## Page extract
____________________
As indicated above the parent company, Civic Holding, at that time held

1.800.000 shares in trust, and the applicants submit that the estimated

value was approximately 229.000.000 Swedish crowns. However, as Civic

Holding no longer owned a subsidiary company with a licence to deal in

shares, it saw no other alternative than to try to sell the shares. A

company holding licences of the kind Civic had lost offered to buy the

shares at 10 crowns per share plus an option in the company, valued,

so the applicants submit, at a maximum of 15 crowns. It appears that

almost all shareholders, including the first applicant, accepted the

offer and they received, in December 1987, a total of 47.700.000

crowns. Accordingly, the applicants submit that Civic Holding's

shareholders' total loss was approximately 181.000.000 crowns. From the

documents submitted it appears that as from 7 January 1988 the first

applicant did not own shares in Civic Holding any longer.

      On 4 February 1988 Civic and Civic Holding entered into the

following agreement with a company called Hängmattan 8 AB which had

been established on 17 September 1987:

(translation)

                               "TRANSFER

      Civic and Civic Holding hereby transfer to Hängmattan 8 AB

      (556303-4808) whose name will be changed to Cifond Aktiebolag

      [the second applicant] the right to damages and/or other

      compensation which Civic and/or Civic Holding may have against

      the Swedish State or any other body as a result of the revocation

      of the licence to deal in shares (fondkommissionstillståndet) and

      of the authorisation to keep shares in trust (förvaltare av

      aktier) and/or the manner in which any authority concerned has

      dealt with this matter.

                       Stockholm 4 February 1988

CIVIC FONDKOMMISSION AB          AB CIVIC HOLDING

(signature)     (signature)      (signature)       (signature)

Bure Malmström  Hans Herrlin     Gerhard Hällgård  Claes-Göran Fridh"

      On 30 March 1988 the Patent and Registration Office (Patent- och

registreringsverket) recorded that Hängmattan 8 had changed its name

to Cifond AB (the second applicant) the registered purpose of which was

to bring proceedings, nationally or internationally, against the

Swedish State in order to obtain for Civic Holding's shareholders

compensation for the revocation of Civic's licences.

B. Relevant domestic law and practice

      Professional stockbroking in Sweden was governed at the relevant

time the 1979 Act and the 1970 Act and the 1970 Ordinance on Simplified

Handling of Shares (förordningen 1970:600 om förenklad aktiehantering -

"the 1970 Ordinance"). As of 1 July 1987 the 1970 Act and the 1970

Ordinance were replaced by the 1987 Act on Simplified Handling of

Shares (lagen 1987:623 om förenklad aktiehantering - "the 1987 Act").

a. Professional Stockbroking and the Bank Inspection Board

      According to the 1979 Act, Section 3, everyone who wishes to deal

professionally in shares must have the permission of the Board, which

is a specialised organ supervising banks and professional stockbrokers.

Such a licence may be granted only to Swedish limited liability

companies and to Swedish banks that meet the requirements laid down in

the Act. These are in particular that the articles of association of

the company or the bank must not conflict with the Act or any other

statute, that the company or bank must not be unsuitable to conduct the

kind of business activity at issue and that the enterprise must not

harm the public. In addition the minimum share capital is 500.000

Swedish crowns.

      The travaux préparatoires (proposition 1978/79:9, pp. 175-176)
____________________
## What is needed
Continue the passage on the revocation of Civic's stockbroking licence from the point where it stops.

## Data section
____________________
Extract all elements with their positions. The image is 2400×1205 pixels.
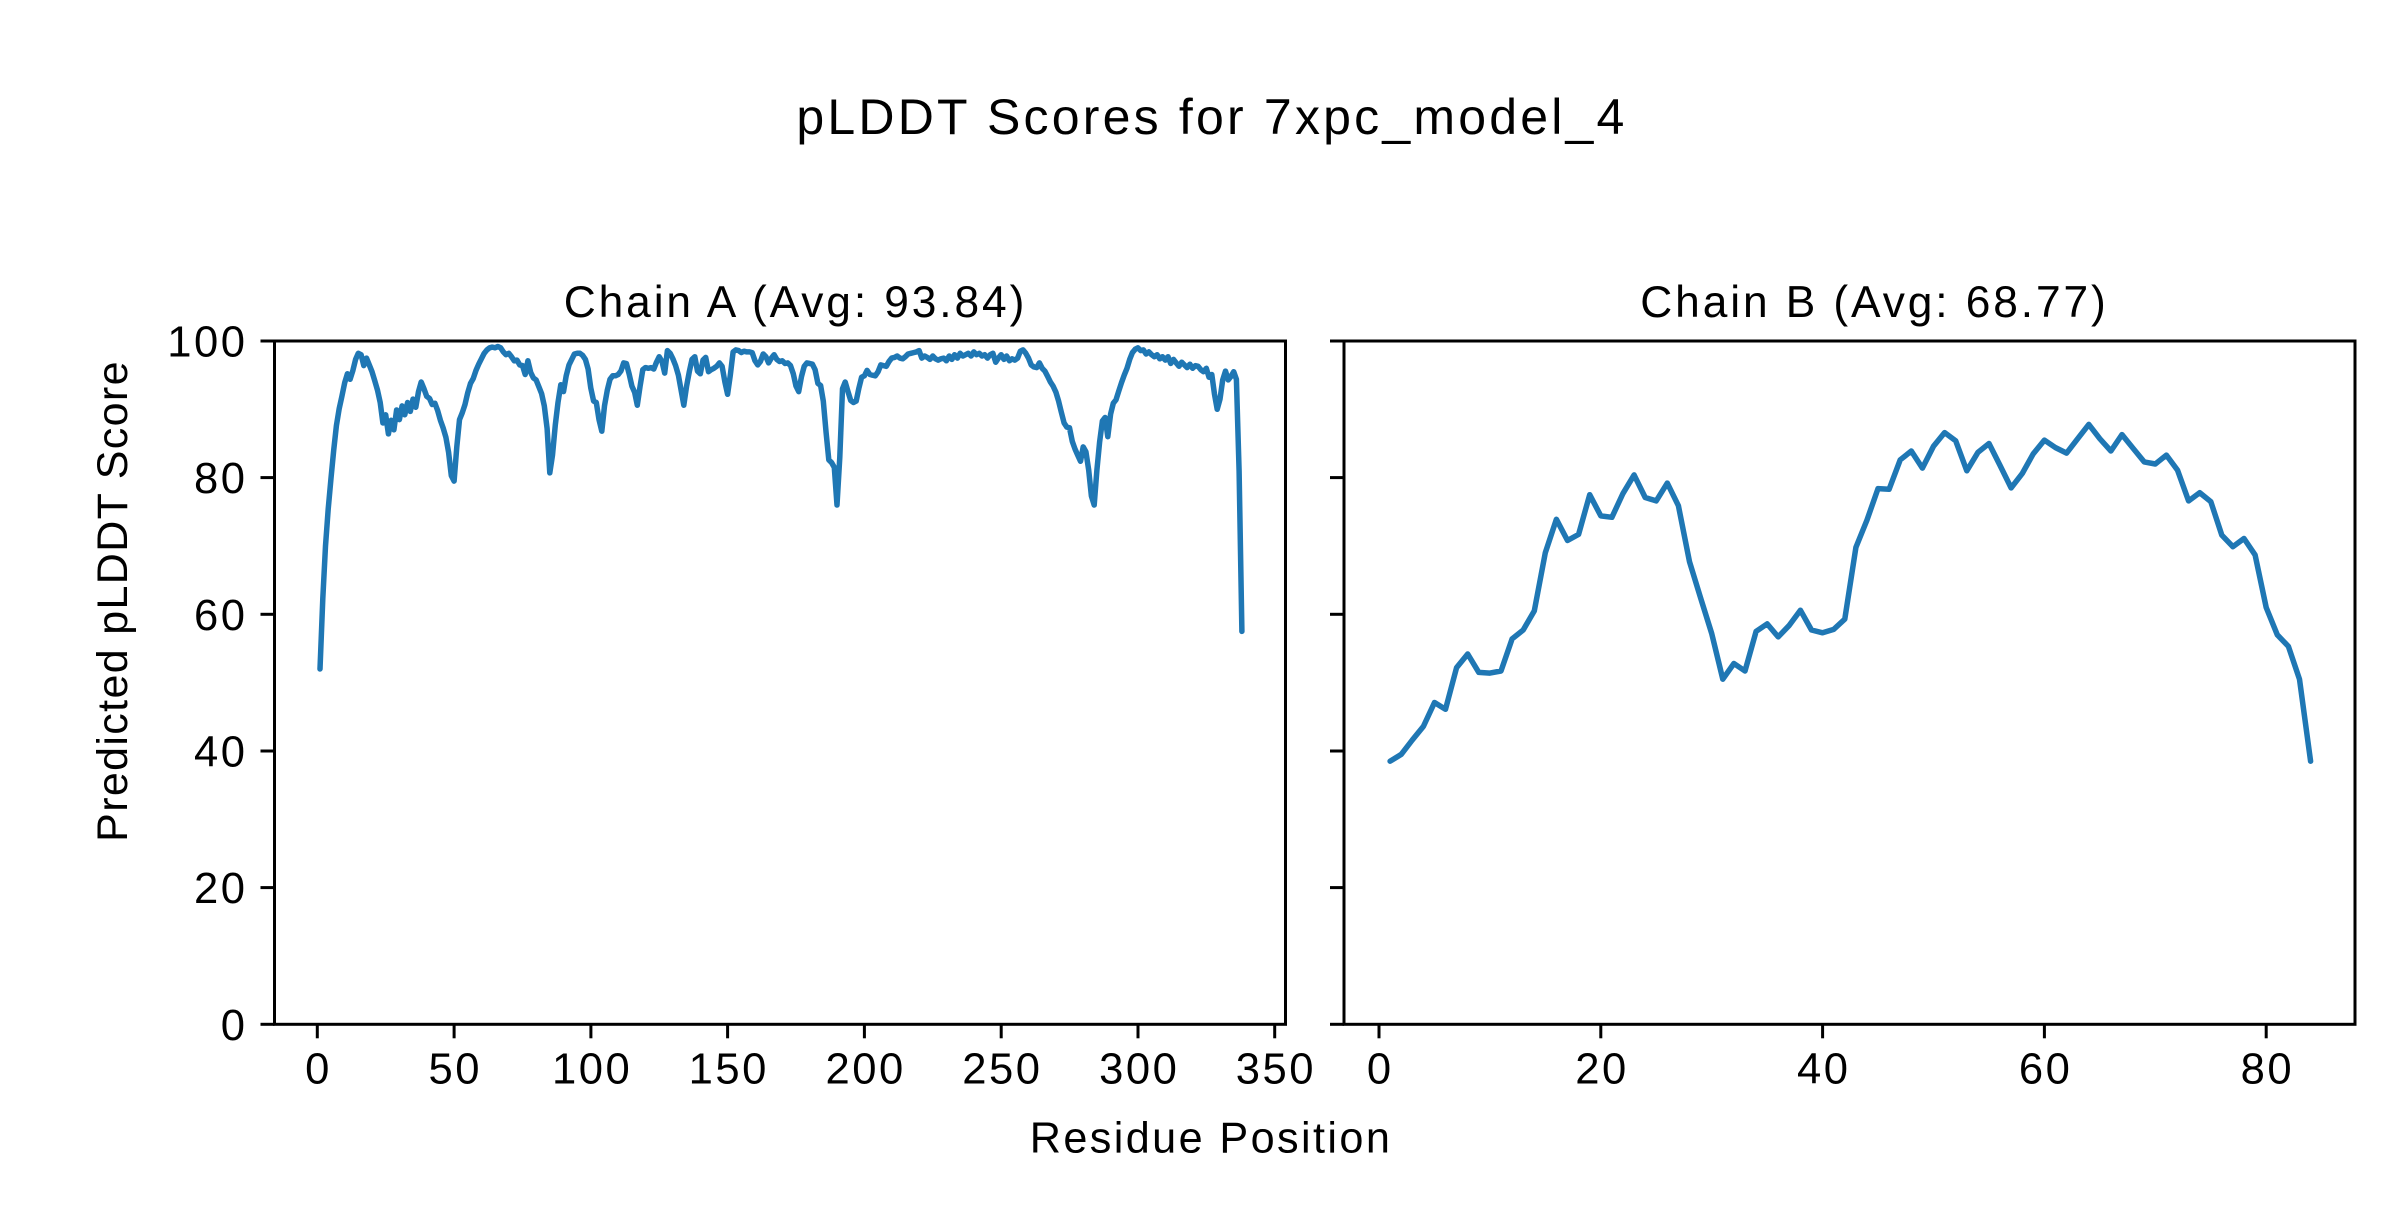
____________________
## Final answer
to the 1979 Act provide the following background information as to the

conditions for granting a licence. The Board shall look into the

organisation of the business and the personal suitability of the

management and the owners. Before granting a permit the Board must

ascertain that the business will be conducted in a correct and

judicious manner. The question of whether or not a company or a bank

is deemed suitable to conduct the business of dealing professionally

in shares is an essential part of the Board's consideration of an

application for a licence.

      The activities of professional stockbrokers are supervised by the

Board (Section 26 of the 1979 Act). The Board shall ensure that the

brokers conduct their business in accordance with the 1979 Act and

other statutes governing their activities. Furthermore, the Board

shall, to the extent needed, supervise their activities in order to

make sure that their business is conducted in an acceptable manner, not

only from the point of view of capital investment security, but also

taking into account the general demand for security and other factors

which are important for the sound development of stockbroking (Section

27). In order to make it possible for the Board to fulfil its tasks,

the professional stockbrokers have to submit certain documents and

reports to the Board. The Board may also collect information through

inspections at their offices or in other ways (Section 28).

      The Board may revoke a licence in three different cases: first,

if the assets of the limited liability company of the professional

stockbroker do not correspond to a specified part of the required share

capital; secondly, if the stockbroking company or bank infringes the

1979 Act, manifestly sets aside the interests of its clients or in any

other way demonstrates that it is no longer suitable to engage in the

stockbroking business; and finally, if the brokerage business in some

other way proves to be harmful to the general interest (Section 29).

      Instead of revoking the licence, the Board may issue a written

warning to the professional stockbroker in cases where it considers

this sufficient (Section 31).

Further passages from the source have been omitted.